- What to produce
Copy out all the entries exactly.

--- START Extracted information ---

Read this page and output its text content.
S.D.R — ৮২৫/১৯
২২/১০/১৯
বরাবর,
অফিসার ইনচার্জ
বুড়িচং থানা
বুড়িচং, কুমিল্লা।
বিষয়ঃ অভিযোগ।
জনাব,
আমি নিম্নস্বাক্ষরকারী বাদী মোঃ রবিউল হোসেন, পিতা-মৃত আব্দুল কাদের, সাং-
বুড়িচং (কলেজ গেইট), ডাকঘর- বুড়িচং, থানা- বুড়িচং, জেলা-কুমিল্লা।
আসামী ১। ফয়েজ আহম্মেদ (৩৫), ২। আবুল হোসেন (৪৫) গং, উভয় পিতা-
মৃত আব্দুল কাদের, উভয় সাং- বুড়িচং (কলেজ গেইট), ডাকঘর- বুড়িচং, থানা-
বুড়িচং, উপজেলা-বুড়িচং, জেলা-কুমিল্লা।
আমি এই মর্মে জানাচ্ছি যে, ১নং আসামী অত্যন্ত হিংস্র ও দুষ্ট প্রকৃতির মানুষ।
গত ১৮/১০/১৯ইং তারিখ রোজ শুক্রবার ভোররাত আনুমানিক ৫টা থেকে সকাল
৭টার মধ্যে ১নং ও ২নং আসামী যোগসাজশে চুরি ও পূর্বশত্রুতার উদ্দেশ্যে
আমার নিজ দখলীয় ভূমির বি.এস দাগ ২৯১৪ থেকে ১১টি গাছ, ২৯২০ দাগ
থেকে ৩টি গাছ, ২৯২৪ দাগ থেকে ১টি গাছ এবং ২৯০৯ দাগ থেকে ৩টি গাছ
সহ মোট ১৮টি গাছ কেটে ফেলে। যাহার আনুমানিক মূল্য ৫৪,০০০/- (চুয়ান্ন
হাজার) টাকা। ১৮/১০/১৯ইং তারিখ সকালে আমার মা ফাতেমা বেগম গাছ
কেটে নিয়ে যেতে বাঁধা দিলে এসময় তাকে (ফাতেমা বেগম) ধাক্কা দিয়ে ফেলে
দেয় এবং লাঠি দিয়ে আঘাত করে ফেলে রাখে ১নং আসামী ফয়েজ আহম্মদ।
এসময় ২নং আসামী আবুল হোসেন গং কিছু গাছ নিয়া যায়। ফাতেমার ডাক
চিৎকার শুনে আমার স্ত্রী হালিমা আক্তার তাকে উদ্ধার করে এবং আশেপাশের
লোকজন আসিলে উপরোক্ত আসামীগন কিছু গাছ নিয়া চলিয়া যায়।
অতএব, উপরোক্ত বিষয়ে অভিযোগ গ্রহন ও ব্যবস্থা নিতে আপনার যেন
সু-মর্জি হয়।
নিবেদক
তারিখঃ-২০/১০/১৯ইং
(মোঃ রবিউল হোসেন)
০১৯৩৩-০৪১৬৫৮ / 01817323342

--- END Extracted information ---

- Expected output
Read this page and output its text content.
S.D.R — ৮২৫/১৯
২২/১০/১৯
বরাবর,
অফিসার ইনচার্জ
বুড়িচং থানা
বুড়িচং, কুমিল্লা।
বিষয়ঃ অভিযোগ।
জনাব,
আমি নিম্নস্বাক্ষরকারী বাদী মোঃ রবিউল হোসেন, পিতা-মৃত আব্দুল কাদের, সাং-
বুড়িচং (কলেজ গেইট), ডাকঘর- বুড়িচং, থানা- বুড়িচং, জেলা-কুমিল্লা।
আসামী ১। ফয়েজ আহম্মেদ (৩৫), ২। আবুল হোসেন (৪৫) গং, উভয় পিতা-
মৃত আব্দুল কাদের, উভয় সাং- বুড়িচং (কলেজ গেইট), ডাকঘর- বুড়িচং, থানা-
বুড়িচং, উপজেলা-বুড়িচং, জেলা-কুমিল্লা।
আমি এই মর্মে জানাচ্ছি যে, ১নং আসামী অত্যন্ত হিংস্র ও দুষ্ট প্রকৃতির মানুষ।
গত ১৮/১০/১৯ইং তারিখ রোজ শুক্রবার ভোররাত আনুমানিক ৫টা থেকে সকাল
৭টার মধ্যে ১নং ও ২নং আসামী যোগসাজশে চুরি ও পূর্বশত্রুতার উদ্দেশ্যে
আমার নিজ দখলীয় ভূমির বি.এস দাগ ২৯১৪ থেকে ১১টি গাছ, ২৯২০ দাগ
থেকে ৩টি গাছ, ২৯২৪ দাগ থেকে ১টি গাছ এবং ২৯০৯ দাগ থেকে ৩টি গাছ
সহ মোট ১৮টি গাছ কেটে ফেলে। যাহার আনুমানিক মূল্য ৫৪,০০০/- (চুয়ান্ন
হাজার) টাকা। ১৮/১০/১৯ইং তারিখ সকালে আমার মা ফাতেমা বেগম গাছ
কেটে নিয়ে যেতে বাঁধা দিলে এসময় তাকে (ফাতেমা বেগম) ধাক্কা দিয়ে ফেলে
দেয় এবং লাঠি দিয়ে আঘাত করে ফেলে রাখে ১নং আসামী ফয়েজ আহম্মদ।
এসময় ২নং আসামী আবুল হোসেন গং কিছু গাছ নিয়া যায়। ফাতেমার ডাক
চিৎকার শুনে আমার স্ত্রী হালিমা আক্তার তাকে উদ্ধার করে এবং আশেপাশের
লোকজন আসিলে উপরোক্ত আসামীগন কিছু গাছ নিয়া চলিয়া যায়।
অতএব, উপরোক্ত বিষয়ে অভিযোগ গ্রহন ও ব্যবস্থা নিতে আপনার যেন
সু-মর্জি হয়।
নিবেদক
তারিখঃ-২০/১০/১৯ইং
(মোঃ রবিউল হোসেন)
০১৯৩৩-০৪১৬৫৮ / 01817323342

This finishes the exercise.